[BEGIN Extracted entries]

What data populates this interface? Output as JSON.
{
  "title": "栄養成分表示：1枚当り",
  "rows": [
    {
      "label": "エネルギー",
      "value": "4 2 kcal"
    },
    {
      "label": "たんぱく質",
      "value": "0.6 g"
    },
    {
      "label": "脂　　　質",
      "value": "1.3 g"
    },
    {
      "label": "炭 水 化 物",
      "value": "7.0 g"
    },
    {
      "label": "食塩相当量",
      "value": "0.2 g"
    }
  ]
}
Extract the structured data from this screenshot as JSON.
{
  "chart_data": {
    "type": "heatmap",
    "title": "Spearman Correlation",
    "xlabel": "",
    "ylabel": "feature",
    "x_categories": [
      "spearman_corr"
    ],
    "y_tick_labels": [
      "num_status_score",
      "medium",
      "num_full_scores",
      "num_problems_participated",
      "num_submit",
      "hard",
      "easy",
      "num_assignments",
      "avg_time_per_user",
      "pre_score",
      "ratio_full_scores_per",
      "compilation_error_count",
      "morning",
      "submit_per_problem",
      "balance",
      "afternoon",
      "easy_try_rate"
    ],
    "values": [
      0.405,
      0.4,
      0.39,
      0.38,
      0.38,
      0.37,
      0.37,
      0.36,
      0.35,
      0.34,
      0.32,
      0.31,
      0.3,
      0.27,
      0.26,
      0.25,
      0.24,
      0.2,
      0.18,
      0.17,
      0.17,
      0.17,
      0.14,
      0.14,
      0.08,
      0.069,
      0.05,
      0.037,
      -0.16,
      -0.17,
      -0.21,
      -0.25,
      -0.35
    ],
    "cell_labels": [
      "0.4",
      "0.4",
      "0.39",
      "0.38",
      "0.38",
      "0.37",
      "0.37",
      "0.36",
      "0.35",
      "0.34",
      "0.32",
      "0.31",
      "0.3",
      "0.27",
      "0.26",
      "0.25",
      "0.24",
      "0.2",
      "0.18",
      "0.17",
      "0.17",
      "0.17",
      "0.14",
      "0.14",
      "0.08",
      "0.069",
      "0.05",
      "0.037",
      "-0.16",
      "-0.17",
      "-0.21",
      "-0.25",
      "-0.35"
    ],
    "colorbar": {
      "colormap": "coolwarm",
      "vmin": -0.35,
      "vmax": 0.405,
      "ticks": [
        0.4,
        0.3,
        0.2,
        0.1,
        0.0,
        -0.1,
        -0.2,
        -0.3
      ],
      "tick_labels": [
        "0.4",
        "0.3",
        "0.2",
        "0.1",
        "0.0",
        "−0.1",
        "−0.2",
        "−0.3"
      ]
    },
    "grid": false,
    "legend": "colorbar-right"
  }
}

[END Extracted entries]

> Stated problem
Repeat the entries above exactly, leaving nothing out.

> Response below
What data populates this interface? Output as JSON.
{
  "title": "栄養成分表示：1枚当り",
  "rows": [
    {
      "label": "エネルギー",
      "value": "4 2 kcal"
    },
    {
      "label": "たんぱく質",
      "value": "0.6 g"
    },
    {
      "label": "脂　　　質",
      "value": "1.3 g"
    },
    {
      "label": "炭 水 化 物",
      "value": "7.0 g"
    },
    {
      "label": "食塩相当量",
      "value": "0.2 g"
    }
  ]
}
Extract the structured data from this screenshot as JSON.
{
  "chart_data": {
    "type": "heatmap",
    "title": "Spearman Correlation",
    "xlabel": "",
    "ylabel": "feature",
    "x_categories": [
      "spearman_corr"
    ],
    "y_tick_labels": [
      "num_status_score",
      "medium",
      "num_full_scores",
      "num_problems_participated",
      "num_submit",
      "hard",
      "easy",
      "num_assignments",
      "avg_time_per_user",
      "pre_score",
      "ratio_full_scores_per",
      "compilation_error_count",
      "morning",
      "submit_per_problem",
      "balance",
      "afternoon",
      "easy_try_rate"
    ],
    "values": [
      0.405,
      0.4,
      0.39,
      0.38,
      0.38,
      0.37,
      0.37,
      0.36,
      0.35,
      0.34,
      0.32,
      0.31,
      0.3,
      0.27,
      0.26,
      0.25,
      0.24,
      0.2,
      0.18,
      0.17,
      0.17,
      0.17,
      0.14,
      0.14,
      0.08,
      0.069,
      0.05,
      0.037,
      -0.16,
      -0.17,
      -0.21,
      -0.25,
      -0.35
    ],
    "cell_labels": [
      "0.4",
      "0.4",
      "0.39",
      "0.38",
      "0.38",
      "0.37",
      "0.37",
      "0.36",
      "0.35",
      "0.34",
      "0.32",
      "0.31",
      "0.3",
      "0.27",
      "0.26",
      "0.25",
      "0.24",
      "0.2",
      "0.18",
      "0.17",
      "0.17",
      "0.17",
      "0.14",
      "0.14",
      "0.08",
      "0.069",
      "0.05",
      "0.037",
      "-0.16",
      "-0.17",
      "-0.21",
      "-0.25",
      "-0.35"
    ],
    "colorbar": {
      "colormap": "coolwarm",
      "vmin": -0.35,
      "vmax": 0.405,
      "ticks": [
        0.4,
        0.3,
        0.2,
        0.1,
        0.0,
        -0.1,
        -0.2,
        -0.3
      ],
      "tick_labels": [
        "0.4",
        "0.3",
        "0.2",
        "0.1",
        "0.0",
        "−0.1",
        "−0.2",
        "−0.3"
      ]
    },
    "grid": false,
    "legend": "colorbar-right"
  }
}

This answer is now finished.